Collected data entries:
★ ★ ★
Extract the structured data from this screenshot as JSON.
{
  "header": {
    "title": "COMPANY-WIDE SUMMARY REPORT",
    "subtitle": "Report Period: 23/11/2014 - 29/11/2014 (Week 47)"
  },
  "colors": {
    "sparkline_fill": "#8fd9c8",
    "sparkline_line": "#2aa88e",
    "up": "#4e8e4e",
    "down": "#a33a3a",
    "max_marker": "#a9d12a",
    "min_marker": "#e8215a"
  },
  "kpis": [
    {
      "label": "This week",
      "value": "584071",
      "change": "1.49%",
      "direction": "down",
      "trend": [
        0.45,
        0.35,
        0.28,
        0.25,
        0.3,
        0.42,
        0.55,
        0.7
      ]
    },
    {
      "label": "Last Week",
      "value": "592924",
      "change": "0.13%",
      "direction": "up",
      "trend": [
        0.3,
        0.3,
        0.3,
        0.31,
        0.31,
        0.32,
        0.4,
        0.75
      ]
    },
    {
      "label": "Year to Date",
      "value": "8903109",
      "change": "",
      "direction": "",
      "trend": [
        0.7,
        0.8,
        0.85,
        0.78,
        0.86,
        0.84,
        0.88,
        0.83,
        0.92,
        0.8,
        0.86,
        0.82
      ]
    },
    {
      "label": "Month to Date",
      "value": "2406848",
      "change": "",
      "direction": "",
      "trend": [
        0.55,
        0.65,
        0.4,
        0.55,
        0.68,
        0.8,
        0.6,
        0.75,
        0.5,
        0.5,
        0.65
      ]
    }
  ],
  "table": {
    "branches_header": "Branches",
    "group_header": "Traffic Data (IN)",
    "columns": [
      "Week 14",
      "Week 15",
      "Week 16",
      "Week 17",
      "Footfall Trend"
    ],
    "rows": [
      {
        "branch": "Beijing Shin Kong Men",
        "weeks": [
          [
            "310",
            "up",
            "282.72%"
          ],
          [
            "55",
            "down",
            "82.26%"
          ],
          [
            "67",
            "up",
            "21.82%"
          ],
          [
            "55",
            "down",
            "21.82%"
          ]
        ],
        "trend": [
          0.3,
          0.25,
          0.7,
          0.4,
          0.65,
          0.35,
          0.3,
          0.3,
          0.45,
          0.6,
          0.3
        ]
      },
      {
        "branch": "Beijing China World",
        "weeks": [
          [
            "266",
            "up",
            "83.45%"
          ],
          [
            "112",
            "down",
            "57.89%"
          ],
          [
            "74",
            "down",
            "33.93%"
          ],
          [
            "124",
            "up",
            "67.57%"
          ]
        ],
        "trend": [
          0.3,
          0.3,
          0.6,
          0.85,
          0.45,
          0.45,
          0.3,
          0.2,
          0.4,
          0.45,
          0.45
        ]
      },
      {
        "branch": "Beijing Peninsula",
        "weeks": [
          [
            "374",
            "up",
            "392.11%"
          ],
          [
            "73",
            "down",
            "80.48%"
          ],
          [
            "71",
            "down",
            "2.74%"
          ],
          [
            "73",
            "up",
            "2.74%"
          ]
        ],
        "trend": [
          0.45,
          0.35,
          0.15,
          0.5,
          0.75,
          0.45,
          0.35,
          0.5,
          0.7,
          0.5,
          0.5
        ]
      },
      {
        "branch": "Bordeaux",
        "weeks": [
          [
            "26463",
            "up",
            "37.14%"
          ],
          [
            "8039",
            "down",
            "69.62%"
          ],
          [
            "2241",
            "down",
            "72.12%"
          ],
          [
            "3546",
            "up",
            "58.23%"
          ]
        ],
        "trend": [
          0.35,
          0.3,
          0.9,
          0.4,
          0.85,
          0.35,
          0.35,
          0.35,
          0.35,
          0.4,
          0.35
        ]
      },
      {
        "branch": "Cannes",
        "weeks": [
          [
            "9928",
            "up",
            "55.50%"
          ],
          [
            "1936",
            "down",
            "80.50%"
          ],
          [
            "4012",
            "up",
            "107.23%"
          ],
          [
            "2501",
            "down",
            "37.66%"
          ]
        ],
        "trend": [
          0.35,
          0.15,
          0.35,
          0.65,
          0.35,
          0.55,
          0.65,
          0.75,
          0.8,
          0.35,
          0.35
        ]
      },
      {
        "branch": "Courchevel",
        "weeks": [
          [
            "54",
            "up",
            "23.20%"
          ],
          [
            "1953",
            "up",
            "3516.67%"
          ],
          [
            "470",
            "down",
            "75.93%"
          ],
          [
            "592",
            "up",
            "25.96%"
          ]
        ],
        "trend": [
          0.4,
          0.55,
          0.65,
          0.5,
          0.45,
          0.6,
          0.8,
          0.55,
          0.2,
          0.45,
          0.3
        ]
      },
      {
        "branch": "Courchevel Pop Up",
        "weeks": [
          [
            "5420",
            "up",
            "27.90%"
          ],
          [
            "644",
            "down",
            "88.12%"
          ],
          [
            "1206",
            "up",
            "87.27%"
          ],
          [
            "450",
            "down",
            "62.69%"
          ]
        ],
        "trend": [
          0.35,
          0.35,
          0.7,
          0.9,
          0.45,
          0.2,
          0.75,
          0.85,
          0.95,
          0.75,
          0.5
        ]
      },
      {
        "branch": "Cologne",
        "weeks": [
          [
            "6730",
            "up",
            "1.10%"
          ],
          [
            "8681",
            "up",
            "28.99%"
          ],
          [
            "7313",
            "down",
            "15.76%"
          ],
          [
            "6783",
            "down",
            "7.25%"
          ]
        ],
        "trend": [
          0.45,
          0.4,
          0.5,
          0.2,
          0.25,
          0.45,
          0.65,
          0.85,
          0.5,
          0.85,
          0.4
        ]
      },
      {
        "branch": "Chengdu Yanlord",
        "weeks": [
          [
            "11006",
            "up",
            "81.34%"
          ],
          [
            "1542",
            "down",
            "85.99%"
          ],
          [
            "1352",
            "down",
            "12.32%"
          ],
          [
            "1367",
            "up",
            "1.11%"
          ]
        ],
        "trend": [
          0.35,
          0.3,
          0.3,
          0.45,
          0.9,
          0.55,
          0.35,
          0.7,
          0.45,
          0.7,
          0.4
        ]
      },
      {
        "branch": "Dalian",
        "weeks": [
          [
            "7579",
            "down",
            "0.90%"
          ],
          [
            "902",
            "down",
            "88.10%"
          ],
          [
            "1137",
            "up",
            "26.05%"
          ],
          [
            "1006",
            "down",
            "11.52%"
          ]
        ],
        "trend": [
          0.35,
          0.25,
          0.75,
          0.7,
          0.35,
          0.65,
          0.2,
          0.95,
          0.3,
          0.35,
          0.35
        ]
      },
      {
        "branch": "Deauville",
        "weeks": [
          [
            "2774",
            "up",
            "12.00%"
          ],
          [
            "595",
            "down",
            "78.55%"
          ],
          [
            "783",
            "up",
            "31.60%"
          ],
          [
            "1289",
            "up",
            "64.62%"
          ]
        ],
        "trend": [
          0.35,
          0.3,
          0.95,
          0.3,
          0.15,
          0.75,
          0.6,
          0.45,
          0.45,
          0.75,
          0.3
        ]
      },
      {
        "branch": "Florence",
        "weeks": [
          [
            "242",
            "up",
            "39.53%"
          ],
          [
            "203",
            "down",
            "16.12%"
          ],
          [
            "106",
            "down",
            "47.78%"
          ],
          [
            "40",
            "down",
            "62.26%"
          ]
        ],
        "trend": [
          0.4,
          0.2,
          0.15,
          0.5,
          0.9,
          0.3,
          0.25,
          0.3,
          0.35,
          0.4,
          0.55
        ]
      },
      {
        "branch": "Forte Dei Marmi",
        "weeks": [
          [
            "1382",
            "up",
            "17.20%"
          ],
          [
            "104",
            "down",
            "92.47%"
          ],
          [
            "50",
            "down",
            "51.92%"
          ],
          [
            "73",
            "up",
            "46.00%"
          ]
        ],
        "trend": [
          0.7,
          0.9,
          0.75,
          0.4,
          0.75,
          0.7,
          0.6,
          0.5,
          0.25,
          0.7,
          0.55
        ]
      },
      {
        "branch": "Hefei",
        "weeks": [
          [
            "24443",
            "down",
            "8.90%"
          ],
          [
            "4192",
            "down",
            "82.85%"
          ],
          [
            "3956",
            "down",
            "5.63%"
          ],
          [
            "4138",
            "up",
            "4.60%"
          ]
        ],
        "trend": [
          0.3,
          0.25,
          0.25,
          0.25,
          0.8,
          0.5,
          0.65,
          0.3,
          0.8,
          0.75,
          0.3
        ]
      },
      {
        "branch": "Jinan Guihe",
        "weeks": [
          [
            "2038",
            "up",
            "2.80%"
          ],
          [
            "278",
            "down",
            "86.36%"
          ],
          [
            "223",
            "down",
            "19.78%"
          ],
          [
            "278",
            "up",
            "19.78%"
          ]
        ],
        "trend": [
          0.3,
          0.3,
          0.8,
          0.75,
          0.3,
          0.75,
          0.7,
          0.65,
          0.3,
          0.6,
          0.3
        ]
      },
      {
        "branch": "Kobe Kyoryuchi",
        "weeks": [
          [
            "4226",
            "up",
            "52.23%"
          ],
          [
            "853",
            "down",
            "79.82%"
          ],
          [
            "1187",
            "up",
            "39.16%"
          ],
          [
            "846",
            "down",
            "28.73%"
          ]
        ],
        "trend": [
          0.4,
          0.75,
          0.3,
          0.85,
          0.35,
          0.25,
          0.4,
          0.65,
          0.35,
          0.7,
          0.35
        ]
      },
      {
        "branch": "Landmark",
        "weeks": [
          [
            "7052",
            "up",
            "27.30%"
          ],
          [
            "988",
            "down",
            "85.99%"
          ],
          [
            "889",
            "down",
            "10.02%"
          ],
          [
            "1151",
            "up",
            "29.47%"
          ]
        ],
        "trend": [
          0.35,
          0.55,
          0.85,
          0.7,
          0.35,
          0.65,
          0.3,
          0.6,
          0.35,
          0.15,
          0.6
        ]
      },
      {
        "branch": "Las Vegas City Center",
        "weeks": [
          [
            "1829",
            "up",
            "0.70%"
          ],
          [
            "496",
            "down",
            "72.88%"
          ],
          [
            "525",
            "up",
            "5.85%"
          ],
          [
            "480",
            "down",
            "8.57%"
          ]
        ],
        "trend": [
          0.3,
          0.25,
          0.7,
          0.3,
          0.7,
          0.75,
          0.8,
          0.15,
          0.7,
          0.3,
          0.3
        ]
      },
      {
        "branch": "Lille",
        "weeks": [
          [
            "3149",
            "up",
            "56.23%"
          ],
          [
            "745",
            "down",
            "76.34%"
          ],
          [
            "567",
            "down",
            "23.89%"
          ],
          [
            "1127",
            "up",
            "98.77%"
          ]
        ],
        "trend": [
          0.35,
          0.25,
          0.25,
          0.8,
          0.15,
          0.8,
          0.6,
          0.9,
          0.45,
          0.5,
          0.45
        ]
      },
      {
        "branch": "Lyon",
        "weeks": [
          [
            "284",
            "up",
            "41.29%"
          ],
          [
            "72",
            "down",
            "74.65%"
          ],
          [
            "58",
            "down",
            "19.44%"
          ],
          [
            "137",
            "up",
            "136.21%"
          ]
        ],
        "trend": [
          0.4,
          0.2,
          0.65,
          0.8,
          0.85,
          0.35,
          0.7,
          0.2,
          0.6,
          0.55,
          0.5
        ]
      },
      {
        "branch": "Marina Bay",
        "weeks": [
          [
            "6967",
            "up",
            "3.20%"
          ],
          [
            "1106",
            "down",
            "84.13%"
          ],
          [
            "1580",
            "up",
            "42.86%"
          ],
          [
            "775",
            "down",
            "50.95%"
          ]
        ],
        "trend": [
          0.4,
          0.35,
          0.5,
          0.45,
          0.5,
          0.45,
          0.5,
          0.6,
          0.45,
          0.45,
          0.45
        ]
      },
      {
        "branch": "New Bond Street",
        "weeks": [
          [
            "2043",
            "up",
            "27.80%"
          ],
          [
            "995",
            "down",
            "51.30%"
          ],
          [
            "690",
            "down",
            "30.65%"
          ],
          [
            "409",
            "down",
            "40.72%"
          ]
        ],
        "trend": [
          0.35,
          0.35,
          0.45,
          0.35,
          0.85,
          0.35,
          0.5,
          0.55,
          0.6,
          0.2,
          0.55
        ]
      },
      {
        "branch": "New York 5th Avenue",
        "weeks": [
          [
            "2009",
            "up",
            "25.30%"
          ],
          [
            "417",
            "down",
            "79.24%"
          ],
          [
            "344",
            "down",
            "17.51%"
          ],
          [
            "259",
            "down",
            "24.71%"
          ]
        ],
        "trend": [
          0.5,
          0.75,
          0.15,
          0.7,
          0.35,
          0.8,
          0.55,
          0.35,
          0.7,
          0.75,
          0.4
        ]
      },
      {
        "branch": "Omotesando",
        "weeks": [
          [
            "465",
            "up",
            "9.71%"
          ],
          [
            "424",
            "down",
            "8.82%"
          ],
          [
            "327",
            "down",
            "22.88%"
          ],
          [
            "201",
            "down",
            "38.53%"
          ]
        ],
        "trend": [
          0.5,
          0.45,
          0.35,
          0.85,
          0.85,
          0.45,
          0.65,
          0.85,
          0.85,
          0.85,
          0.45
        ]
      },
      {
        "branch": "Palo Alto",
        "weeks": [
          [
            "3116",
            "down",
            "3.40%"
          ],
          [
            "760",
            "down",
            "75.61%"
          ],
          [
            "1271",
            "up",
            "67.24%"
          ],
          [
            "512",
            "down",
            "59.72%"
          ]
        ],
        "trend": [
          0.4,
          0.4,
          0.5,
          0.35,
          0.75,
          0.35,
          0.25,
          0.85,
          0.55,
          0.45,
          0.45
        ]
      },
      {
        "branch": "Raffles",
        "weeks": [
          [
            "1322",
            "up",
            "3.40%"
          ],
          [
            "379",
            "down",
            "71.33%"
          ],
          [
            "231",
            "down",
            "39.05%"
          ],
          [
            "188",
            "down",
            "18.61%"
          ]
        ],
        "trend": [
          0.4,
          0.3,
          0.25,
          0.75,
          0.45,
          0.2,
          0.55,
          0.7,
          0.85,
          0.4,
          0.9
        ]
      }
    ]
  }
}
★ ★ ★
[Task prompt]:
Give every line of the material that includes the string "change".

[Correct response]:
      "change": "1.49%",
      "change": "0.13%",
      "change": "",
      "change": "",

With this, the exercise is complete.